> Directions
Transcribe the data that follows precisely, omitting nothing.

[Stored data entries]
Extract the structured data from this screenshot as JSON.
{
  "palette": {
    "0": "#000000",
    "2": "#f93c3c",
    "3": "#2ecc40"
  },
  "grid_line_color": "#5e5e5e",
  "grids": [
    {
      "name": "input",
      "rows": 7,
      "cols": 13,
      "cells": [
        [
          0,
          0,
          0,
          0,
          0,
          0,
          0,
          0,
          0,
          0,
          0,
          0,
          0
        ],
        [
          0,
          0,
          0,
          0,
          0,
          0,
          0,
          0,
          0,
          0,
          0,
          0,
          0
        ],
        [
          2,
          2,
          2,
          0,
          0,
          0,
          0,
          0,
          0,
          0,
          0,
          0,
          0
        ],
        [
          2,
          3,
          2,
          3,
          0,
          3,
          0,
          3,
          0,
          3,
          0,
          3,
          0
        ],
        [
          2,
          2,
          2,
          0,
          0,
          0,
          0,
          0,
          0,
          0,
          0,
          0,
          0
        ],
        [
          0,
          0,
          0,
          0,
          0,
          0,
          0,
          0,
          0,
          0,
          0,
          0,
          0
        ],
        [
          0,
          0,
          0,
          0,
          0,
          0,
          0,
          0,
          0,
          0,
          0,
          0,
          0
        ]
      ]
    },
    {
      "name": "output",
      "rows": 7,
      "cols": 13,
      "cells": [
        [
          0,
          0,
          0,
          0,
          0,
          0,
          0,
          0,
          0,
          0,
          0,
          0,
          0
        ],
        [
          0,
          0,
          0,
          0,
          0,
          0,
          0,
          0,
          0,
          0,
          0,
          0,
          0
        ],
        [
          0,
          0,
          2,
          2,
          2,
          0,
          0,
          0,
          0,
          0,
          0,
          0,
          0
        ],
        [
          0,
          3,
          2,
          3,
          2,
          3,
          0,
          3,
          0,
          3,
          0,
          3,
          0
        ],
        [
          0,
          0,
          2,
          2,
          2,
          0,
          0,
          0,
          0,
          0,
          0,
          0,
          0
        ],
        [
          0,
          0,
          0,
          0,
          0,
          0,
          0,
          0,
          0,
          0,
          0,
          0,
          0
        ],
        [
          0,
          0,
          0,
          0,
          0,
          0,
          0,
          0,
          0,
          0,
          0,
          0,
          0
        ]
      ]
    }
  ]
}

> Answer below
Extract the structured data from this screenshot as JSON.
{
  "palette": {
    "0": "#000000",
    "2": "#f93c3c",
    "3": "#2ecc40"
  },
  "grid_line_color": "#5e5e5e",
  "grids": [
    {
      "name": "input",
      "rows": 7,
      "cols": 13,
      "cells": [
        [
          0,
          0,
          0,
          0,
          0,
          0,
          0,
          0,
          0,
          0,
          0,
          0,
          0
        ],
        [
          0,
          0,
          0,
          0,
          0,
          0,
          0,
          0,
          0,
          0,
          0,
          0,
          0
        ],
        [
          2,
          2,
          2,
          0,
          0,
          0,
          0,
          0,
          0,
          0,
          0,
          0,
          0
        ],
        [
          2,
          3,
          2,
          3,
          0,
          3,
          0,
          3,
          0,
          3,
          0,
          3,
          0
        ],
        [
          2,
          2,
          2,
          0,
          0,
          0,
          0,
          0,
          0,
          0,
          0,
          0,
          0
        ],
        [
          0,
          0,
          0,
          0,
          0,
          0,
          0,
          0,
          0,
          0,
          0,
          0,
          0
        ],
        [
          0,
          0,
          0,
          0,
          0,
          0,
          0,
          0,
          0,
          0,
          0,
          0,
          0
        ]
      ]
    },
    {
      "name": "output",
      "rows": 7,
      "cols": 13,
      "cells": [
        [
          0,
          0,
          0,
          0,
          0,
          0,
          0,
          0,
          0,
          0,
          0,
          0,
          0
        ],
        [
          0,
          0,
          0,
          0,
          0,
          0,
          0,
          0,
          0,
          0,
          0,
          0,
          0
        ],
        [
          0,
          0,
          2,
          2,
          2,
          0,
          0,
          0,
          0,
          0,
          0,
          0,
          0
        ],
        [
          0,
          3,
          2,
          3,
          2,
          3,
          0,
          3,
          0,
          3,
          0,
          3,
          0
        ],
        [
          0,
          0,
          2,
          2,
          2,
          0,
          0,
          0,
          0,
          0,
          0,
          0,
          0
        ],
        [
          0,
          0,
          0,
          0,
          0,
          0,
          0,
          0,
          0,
          0,
          0,
          0,
          0
        ],
        [
          0,
          0,
          0,
          0,
          0,
          0,
          0,
          0,
          0,
          0,
          0,
          0,
          0
        ]
      ]
    }
  ]
}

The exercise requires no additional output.